=== WRITTEN PROBLEM ===
Gather every line holding the string "style".

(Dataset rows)
-----
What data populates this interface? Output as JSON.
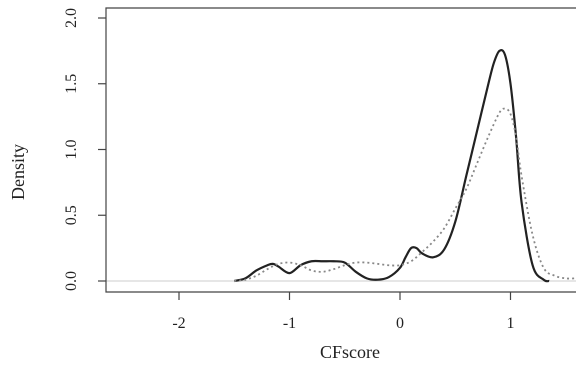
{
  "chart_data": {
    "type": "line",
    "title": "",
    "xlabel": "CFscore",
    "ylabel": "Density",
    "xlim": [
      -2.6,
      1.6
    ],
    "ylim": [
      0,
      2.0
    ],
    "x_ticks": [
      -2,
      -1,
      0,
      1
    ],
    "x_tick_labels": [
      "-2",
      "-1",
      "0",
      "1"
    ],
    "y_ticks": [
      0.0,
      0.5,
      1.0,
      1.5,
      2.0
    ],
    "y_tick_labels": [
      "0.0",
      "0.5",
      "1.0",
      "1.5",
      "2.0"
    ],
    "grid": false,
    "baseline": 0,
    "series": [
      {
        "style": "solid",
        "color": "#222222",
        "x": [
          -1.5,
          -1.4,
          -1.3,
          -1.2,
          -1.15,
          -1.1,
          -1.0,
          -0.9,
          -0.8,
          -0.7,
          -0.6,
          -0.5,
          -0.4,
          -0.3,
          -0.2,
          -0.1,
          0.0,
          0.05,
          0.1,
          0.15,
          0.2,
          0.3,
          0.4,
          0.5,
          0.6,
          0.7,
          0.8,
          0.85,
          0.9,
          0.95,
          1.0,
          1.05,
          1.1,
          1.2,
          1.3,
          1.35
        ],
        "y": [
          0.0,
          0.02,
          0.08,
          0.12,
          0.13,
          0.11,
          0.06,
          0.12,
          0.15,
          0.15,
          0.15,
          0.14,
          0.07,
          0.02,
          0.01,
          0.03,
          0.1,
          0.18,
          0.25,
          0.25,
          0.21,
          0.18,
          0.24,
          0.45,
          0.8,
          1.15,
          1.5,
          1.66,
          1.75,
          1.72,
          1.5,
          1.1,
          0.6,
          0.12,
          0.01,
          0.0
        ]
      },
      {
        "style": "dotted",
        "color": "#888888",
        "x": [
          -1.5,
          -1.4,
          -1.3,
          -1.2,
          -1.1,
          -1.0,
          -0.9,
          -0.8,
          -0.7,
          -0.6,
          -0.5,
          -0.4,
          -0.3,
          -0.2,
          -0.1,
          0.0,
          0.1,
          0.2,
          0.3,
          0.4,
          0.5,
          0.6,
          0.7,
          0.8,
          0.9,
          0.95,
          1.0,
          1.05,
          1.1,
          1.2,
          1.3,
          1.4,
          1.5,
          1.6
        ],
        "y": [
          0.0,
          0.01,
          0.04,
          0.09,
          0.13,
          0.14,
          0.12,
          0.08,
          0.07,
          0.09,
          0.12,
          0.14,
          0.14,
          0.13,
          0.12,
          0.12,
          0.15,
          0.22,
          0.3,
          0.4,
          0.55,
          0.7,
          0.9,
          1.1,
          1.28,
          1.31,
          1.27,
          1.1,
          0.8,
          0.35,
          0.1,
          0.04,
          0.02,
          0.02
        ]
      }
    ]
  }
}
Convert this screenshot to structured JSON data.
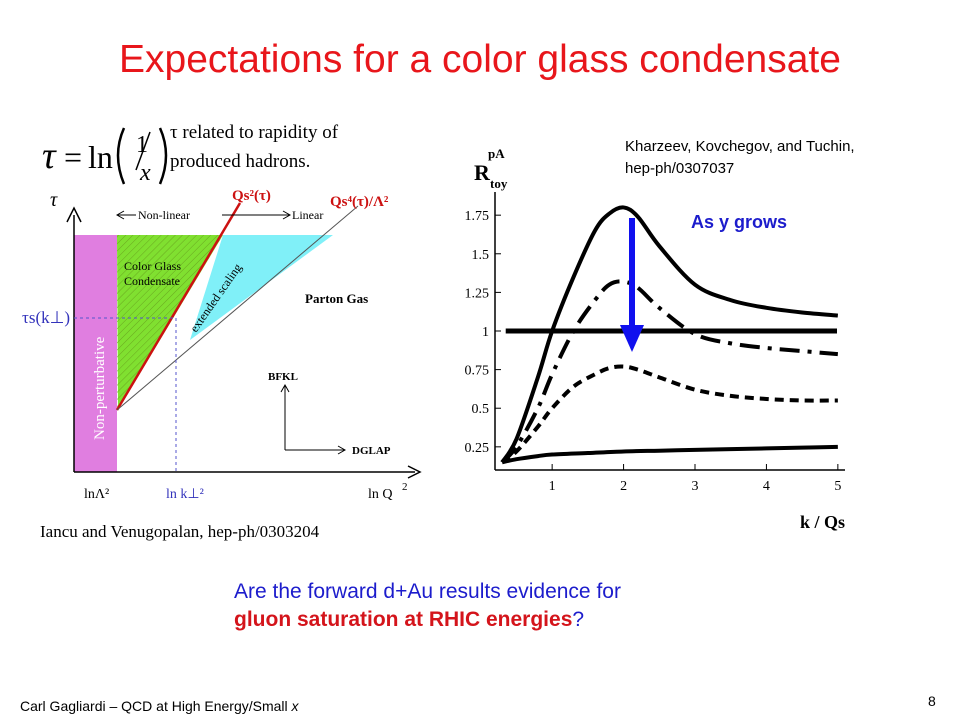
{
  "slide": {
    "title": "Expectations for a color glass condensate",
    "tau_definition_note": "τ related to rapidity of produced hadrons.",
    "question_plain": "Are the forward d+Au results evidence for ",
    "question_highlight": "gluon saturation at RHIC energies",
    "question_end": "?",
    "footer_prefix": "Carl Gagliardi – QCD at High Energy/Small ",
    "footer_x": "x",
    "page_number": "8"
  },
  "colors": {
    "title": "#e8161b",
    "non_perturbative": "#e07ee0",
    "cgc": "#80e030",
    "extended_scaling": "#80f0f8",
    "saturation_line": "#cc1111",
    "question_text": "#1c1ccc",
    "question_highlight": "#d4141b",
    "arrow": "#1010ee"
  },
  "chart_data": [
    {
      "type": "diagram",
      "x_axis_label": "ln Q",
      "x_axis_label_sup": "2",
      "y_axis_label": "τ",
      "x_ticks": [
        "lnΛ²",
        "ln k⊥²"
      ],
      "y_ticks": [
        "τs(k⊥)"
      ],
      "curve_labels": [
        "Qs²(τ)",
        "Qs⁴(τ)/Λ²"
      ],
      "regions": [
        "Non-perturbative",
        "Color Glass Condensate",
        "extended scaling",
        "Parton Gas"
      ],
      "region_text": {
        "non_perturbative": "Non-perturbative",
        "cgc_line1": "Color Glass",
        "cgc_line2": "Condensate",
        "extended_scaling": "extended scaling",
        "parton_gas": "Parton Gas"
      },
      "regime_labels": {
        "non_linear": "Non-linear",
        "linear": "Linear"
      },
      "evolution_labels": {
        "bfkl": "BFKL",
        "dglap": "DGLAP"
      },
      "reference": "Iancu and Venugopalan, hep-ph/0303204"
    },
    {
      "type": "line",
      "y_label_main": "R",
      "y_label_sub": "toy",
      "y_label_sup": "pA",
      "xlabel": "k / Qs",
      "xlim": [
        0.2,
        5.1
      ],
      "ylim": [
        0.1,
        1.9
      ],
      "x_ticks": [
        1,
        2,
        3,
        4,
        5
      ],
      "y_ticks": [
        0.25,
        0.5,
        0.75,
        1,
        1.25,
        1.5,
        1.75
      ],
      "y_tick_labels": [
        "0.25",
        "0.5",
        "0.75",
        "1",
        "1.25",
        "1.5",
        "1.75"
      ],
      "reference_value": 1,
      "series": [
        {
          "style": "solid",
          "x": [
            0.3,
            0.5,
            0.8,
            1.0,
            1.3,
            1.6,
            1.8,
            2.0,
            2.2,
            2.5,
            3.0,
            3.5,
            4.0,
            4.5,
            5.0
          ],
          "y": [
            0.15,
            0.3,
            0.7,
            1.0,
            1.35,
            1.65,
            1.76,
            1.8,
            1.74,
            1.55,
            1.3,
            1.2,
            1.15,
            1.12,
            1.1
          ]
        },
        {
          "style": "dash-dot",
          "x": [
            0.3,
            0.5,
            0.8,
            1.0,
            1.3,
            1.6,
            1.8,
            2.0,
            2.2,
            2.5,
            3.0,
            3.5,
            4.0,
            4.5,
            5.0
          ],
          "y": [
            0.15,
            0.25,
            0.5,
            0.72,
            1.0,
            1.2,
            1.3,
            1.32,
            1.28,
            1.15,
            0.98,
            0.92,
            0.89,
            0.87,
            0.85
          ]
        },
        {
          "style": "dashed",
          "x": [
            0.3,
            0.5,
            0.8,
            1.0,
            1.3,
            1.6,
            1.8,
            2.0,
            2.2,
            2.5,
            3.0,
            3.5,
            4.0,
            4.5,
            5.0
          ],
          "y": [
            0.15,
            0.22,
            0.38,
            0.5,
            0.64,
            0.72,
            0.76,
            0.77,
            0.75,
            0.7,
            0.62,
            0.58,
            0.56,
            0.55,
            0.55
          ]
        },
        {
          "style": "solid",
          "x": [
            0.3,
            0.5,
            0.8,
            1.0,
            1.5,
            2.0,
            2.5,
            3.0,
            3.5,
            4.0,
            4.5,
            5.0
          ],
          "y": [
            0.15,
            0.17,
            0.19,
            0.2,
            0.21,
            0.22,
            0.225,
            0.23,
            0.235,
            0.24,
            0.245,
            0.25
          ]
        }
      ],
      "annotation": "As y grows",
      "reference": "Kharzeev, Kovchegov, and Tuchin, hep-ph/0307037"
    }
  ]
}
-----
=== ANSWER FOR THE TASK ===
        "style": "solid",
        "style": "dotted",
          "style": "solid",
          "style": "dash-dot",
          "style": "dashed",
          "style": "solid",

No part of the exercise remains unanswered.